▶ _PROBLEM DETAILS_
Could you count how many lines of the data include "JSON" and answer with the number only?

▶ _INFORMATION GIVEN_
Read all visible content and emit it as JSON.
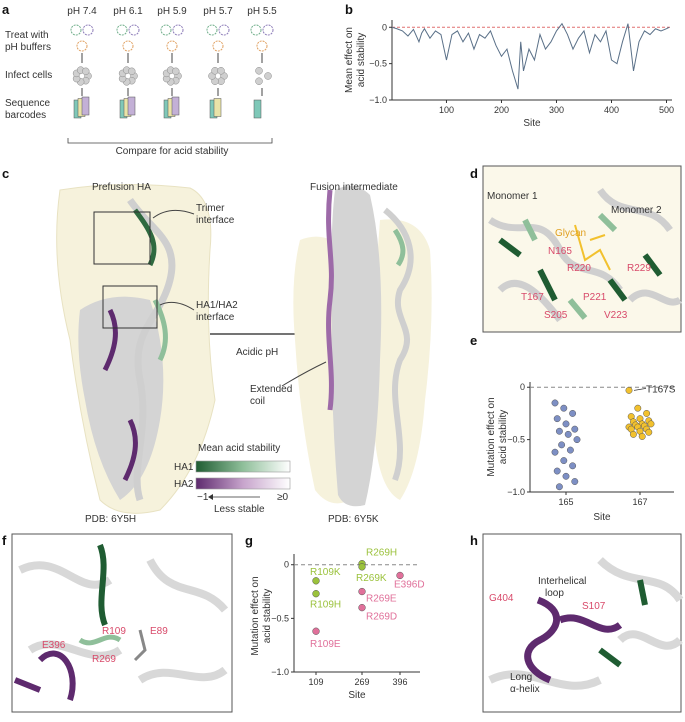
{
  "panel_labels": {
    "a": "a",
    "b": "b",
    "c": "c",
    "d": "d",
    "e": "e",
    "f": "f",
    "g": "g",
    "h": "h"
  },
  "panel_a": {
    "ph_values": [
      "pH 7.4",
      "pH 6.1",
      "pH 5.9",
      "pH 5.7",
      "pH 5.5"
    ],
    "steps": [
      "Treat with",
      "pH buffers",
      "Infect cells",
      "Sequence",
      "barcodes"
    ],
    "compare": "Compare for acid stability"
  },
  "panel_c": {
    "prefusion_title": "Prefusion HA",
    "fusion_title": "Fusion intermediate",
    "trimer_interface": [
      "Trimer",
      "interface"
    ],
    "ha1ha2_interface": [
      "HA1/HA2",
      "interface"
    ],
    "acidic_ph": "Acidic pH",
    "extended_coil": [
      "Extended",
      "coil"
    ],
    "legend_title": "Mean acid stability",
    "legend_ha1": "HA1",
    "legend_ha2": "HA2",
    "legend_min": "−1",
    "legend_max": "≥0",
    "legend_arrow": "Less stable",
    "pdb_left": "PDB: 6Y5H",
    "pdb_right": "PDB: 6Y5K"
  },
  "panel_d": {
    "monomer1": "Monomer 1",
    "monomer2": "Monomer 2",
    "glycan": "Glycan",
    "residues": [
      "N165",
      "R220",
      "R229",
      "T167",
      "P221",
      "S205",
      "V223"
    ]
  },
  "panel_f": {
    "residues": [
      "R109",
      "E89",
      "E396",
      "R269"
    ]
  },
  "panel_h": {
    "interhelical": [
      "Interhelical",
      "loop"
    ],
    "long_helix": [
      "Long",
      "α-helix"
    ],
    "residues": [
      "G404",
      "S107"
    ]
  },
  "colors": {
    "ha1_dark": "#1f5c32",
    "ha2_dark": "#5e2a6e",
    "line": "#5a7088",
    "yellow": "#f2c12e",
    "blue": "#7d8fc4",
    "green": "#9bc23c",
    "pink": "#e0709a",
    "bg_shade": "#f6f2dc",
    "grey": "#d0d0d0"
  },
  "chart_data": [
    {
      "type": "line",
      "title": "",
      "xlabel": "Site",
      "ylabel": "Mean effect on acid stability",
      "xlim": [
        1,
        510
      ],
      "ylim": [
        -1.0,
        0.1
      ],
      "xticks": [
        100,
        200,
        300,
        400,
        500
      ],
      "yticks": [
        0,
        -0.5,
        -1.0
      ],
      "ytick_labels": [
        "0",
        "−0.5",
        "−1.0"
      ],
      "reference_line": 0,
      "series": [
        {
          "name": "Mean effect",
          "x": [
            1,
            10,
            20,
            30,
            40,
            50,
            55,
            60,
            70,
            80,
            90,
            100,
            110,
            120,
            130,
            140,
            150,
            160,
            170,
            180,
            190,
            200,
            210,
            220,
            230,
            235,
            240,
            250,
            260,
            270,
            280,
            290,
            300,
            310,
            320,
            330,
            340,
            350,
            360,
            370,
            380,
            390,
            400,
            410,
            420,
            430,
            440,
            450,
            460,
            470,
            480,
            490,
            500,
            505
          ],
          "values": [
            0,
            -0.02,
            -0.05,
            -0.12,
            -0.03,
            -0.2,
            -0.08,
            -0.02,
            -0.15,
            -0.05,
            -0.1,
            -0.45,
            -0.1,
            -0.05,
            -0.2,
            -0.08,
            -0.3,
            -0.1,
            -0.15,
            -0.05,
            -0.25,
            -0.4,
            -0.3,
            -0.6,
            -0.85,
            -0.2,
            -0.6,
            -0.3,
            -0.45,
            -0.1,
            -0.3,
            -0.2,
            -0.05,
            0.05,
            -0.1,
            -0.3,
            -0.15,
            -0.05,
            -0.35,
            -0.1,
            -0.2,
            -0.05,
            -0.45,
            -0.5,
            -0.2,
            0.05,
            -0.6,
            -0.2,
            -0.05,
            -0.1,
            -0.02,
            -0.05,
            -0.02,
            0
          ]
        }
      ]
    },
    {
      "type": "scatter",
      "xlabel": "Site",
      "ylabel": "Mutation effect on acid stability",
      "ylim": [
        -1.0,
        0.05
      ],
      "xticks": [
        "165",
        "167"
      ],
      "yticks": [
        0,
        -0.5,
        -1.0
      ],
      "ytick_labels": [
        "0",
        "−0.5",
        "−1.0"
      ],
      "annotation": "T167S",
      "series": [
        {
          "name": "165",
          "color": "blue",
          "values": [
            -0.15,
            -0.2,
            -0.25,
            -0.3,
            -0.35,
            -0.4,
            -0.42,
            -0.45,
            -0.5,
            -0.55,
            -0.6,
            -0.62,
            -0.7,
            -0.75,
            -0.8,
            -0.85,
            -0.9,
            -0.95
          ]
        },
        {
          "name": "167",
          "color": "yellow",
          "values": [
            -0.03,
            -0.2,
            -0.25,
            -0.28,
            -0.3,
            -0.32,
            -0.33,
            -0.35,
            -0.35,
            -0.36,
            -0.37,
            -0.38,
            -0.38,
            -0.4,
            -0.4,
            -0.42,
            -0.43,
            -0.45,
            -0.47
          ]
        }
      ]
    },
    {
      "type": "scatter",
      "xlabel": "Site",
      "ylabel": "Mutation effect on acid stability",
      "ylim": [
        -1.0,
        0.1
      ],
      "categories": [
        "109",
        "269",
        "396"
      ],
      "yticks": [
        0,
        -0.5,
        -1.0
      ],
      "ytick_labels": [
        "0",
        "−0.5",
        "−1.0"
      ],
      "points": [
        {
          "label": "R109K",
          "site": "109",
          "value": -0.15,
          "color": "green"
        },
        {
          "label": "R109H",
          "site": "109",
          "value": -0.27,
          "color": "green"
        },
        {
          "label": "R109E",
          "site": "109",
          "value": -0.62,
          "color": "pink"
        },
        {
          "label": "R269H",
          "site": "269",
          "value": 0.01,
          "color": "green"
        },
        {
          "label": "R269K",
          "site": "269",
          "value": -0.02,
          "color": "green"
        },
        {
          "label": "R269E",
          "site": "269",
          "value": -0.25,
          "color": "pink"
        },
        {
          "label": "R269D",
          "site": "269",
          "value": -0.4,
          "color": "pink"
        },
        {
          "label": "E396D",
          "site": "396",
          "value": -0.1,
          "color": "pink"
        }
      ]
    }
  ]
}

--

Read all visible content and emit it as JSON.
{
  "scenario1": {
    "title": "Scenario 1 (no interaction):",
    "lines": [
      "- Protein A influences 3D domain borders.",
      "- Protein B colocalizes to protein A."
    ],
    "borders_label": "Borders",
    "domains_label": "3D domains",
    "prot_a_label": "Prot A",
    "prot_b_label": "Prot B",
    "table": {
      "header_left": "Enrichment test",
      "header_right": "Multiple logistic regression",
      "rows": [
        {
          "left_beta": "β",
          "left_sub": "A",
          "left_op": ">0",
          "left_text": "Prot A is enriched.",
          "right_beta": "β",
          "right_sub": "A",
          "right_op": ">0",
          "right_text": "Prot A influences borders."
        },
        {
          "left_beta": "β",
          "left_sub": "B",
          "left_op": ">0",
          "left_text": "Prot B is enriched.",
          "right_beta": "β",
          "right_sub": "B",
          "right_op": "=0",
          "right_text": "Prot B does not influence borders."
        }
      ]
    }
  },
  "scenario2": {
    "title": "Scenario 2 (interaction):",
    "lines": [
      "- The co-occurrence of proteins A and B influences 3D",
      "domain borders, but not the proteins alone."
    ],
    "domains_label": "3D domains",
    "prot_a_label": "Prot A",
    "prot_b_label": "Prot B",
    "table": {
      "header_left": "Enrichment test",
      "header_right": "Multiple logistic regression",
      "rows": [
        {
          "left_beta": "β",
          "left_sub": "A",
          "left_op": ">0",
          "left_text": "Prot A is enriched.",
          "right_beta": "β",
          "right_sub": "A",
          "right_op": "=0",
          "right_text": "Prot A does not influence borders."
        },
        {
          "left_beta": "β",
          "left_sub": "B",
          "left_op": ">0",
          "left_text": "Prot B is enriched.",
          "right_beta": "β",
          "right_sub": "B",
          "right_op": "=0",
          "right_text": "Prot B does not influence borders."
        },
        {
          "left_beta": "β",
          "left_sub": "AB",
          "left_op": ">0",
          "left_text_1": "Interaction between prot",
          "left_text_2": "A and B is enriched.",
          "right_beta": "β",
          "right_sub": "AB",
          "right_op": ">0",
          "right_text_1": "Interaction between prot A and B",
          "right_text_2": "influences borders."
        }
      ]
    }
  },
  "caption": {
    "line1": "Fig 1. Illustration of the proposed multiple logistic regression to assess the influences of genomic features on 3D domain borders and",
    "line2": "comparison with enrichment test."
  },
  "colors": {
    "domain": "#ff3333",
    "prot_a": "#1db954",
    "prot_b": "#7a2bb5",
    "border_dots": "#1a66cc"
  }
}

---

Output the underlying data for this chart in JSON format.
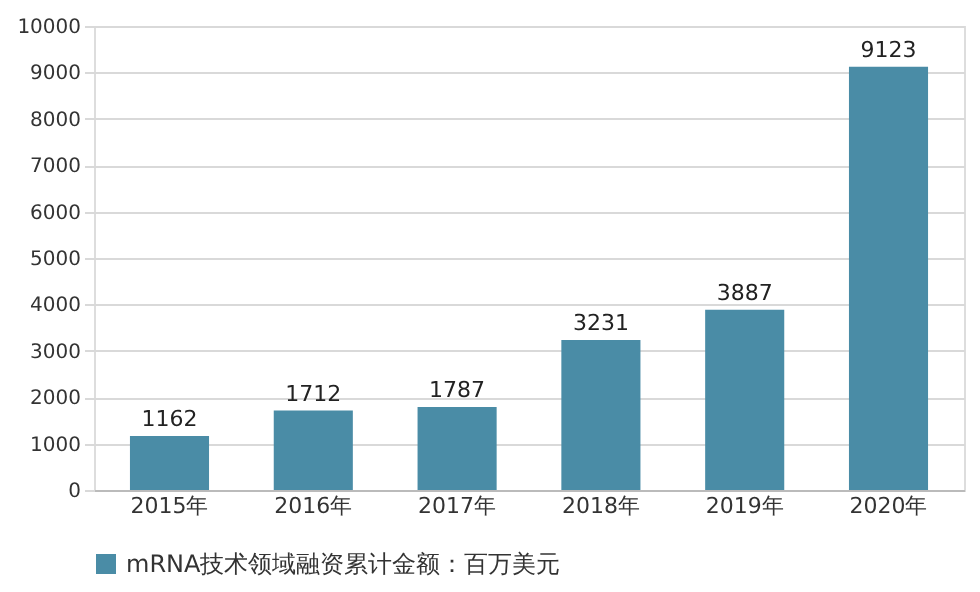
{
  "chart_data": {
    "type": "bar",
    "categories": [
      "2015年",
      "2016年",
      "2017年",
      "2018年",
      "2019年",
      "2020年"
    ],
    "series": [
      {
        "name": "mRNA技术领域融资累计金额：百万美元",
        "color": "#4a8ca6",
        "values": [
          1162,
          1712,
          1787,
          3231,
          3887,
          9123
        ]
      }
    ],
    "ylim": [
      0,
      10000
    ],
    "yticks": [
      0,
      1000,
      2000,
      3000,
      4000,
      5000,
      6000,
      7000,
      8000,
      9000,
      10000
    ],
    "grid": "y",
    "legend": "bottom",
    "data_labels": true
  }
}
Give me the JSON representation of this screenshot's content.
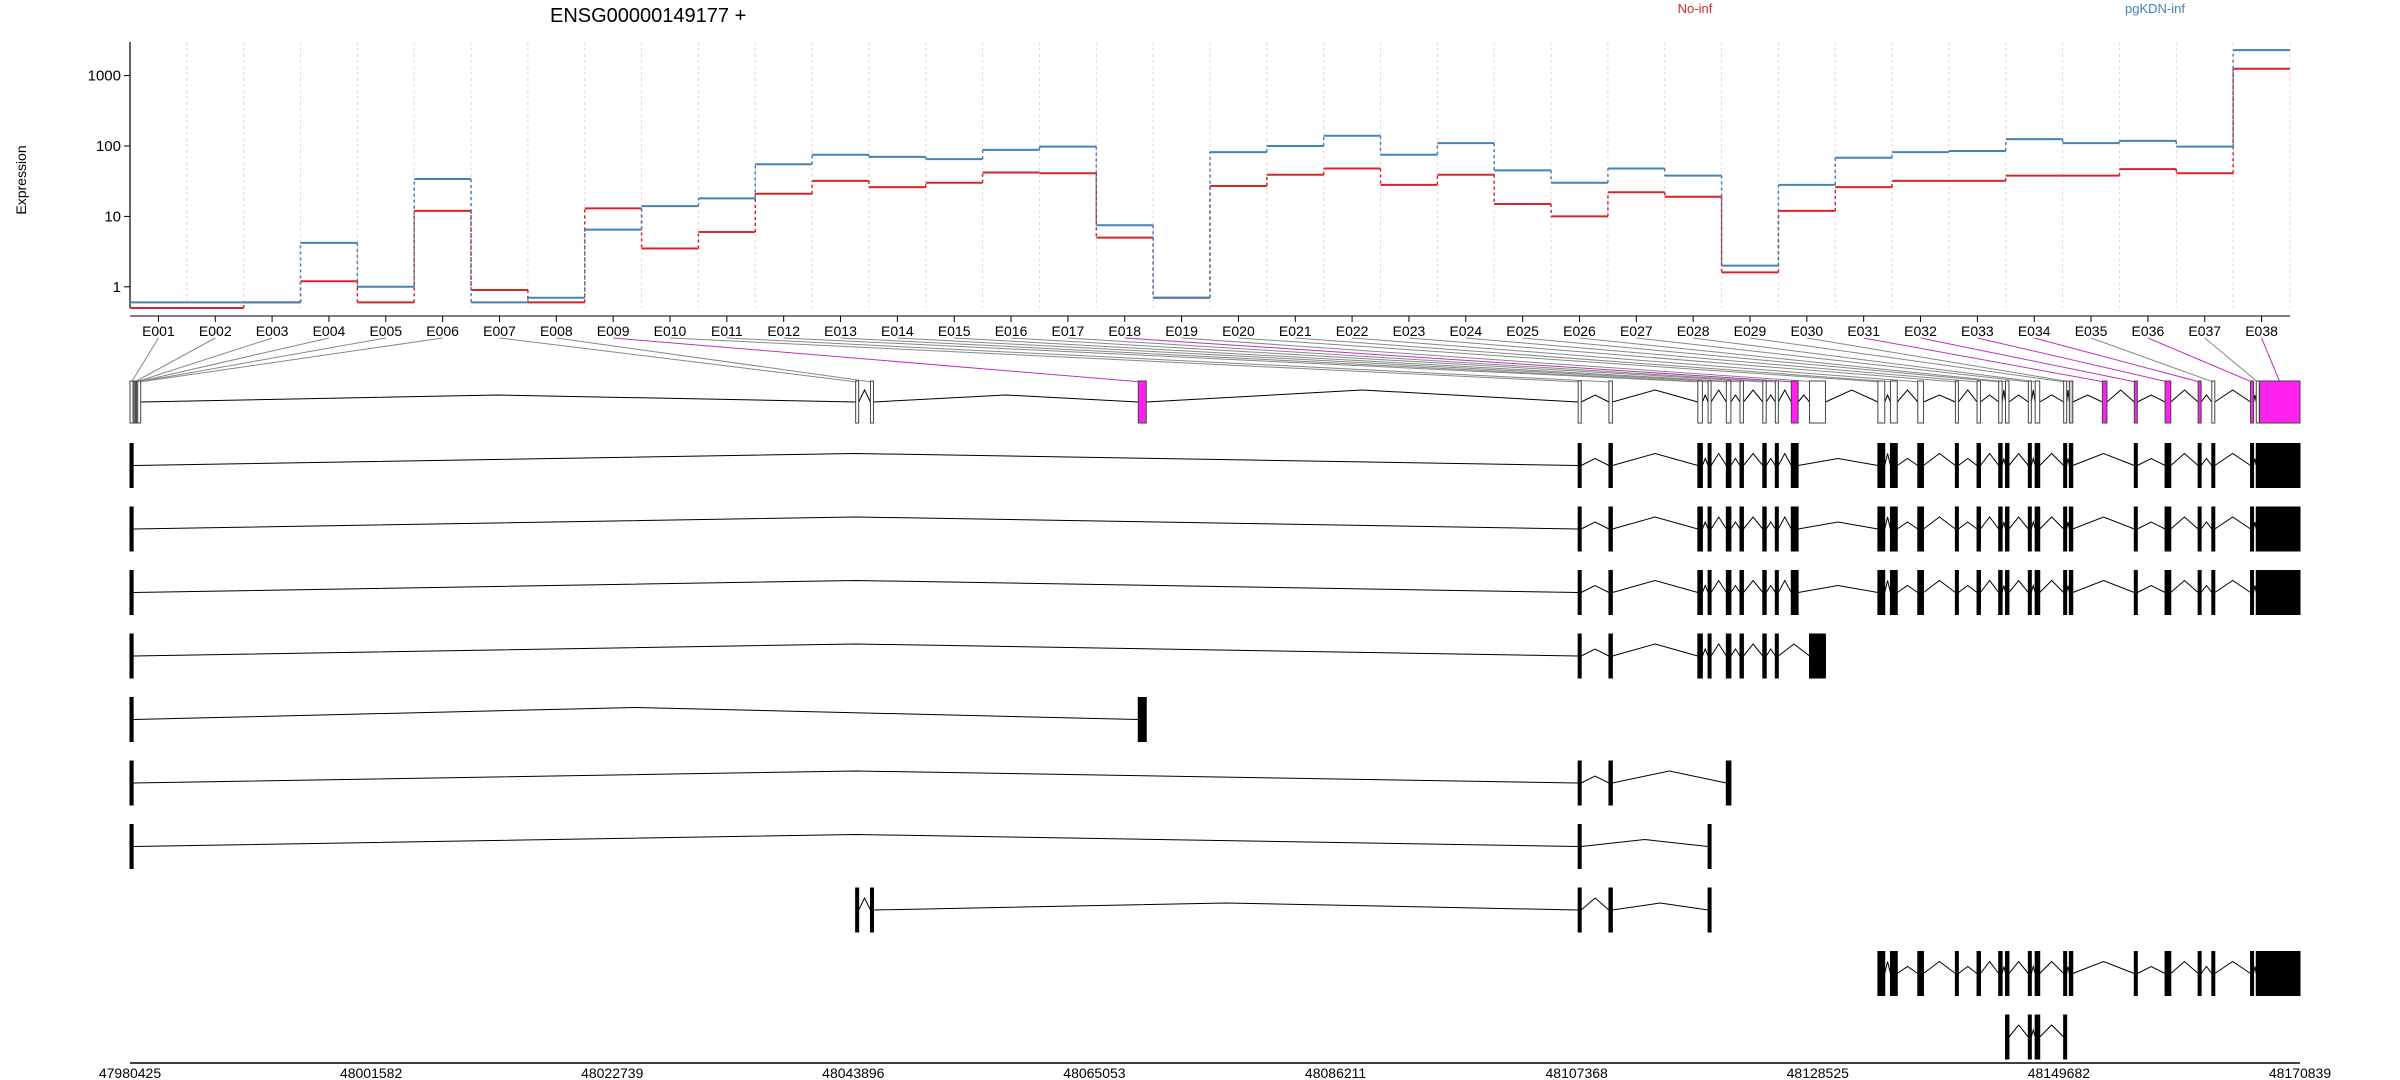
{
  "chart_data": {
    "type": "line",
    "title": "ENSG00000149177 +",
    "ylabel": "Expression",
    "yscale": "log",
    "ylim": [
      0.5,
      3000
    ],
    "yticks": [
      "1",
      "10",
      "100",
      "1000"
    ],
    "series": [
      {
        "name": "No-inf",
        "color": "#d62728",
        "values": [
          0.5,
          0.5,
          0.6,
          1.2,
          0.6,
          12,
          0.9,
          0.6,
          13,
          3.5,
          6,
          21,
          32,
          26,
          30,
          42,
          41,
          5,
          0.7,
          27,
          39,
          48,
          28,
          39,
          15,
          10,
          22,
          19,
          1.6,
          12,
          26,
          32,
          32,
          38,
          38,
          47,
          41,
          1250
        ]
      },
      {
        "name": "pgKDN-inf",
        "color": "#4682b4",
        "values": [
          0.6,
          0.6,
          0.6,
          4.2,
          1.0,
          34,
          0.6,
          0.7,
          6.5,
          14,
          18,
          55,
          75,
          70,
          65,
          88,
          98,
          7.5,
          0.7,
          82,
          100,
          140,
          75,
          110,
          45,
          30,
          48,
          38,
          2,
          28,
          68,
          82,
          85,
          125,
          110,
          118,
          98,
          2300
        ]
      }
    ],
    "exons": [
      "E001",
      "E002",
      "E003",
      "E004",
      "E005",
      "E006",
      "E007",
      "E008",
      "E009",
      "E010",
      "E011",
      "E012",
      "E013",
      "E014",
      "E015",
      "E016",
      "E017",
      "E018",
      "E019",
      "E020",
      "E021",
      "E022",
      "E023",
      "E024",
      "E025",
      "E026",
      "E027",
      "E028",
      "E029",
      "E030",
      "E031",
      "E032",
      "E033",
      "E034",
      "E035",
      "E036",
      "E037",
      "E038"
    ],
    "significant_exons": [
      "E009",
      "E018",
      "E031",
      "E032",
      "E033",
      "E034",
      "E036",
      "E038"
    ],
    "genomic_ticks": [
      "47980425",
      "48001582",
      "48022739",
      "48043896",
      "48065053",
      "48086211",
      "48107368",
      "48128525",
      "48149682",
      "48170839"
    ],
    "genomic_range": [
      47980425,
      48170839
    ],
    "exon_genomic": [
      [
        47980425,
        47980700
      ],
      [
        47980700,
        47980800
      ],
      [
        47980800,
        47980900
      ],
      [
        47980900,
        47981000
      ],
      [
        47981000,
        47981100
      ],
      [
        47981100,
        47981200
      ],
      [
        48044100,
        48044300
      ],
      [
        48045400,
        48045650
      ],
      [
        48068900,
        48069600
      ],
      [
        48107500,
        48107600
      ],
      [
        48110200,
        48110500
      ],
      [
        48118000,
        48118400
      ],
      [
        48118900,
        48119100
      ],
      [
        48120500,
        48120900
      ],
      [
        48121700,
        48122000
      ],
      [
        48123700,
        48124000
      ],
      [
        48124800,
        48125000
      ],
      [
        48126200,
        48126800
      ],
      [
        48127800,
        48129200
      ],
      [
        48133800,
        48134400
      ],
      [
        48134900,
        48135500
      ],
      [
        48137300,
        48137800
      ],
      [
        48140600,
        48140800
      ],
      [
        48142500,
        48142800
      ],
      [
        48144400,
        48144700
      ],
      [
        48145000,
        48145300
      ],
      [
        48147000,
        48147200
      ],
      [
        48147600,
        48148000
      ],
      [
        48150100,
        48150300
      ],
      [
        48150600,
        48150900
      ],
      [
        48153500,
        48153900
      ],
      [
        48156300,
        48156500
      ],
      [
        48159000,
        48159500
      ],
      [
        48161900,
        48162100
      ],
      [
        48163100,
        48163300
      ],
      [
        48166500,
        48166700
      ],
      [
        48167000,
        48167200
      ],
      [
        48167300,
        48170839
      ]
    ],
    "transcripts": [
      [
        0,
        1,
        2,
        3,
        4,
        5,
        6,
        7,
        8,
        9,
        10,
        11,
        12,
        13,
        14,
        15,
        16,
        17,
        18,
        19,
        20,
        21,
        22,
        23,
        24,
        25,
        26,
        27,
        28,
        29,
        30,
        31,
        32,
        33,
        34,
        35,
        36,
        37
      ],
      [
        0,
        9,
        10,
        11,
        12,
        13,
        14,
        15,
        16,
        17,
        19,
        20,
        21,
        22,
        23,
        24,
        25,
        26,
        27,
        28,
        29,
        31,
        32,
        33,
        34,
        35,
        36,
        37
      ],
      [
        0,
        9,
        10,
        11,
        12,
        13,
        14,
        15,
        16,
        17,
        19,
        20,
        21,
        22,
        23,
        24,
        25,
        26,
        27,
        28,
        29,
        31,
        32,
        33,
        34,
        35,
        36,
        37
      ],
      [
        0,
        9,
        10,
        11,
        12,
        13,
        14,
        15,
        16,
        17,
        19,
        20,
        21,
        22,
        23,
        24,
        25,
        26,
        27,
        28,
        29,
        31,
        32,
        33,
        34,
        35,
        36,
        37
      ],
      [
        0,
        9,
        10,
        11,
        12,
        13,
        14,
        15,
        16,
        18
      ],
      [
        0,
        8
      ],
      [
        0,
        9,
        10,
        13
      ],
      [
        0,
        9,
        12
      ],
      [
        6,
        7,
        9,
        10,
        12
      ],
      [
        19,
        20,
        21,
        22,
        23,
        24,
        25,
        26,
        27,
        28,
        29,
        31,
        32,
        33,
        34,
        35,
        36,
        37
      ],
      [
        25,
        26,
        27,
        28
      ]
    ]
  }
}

▶ _SOLUTION BELOW_
4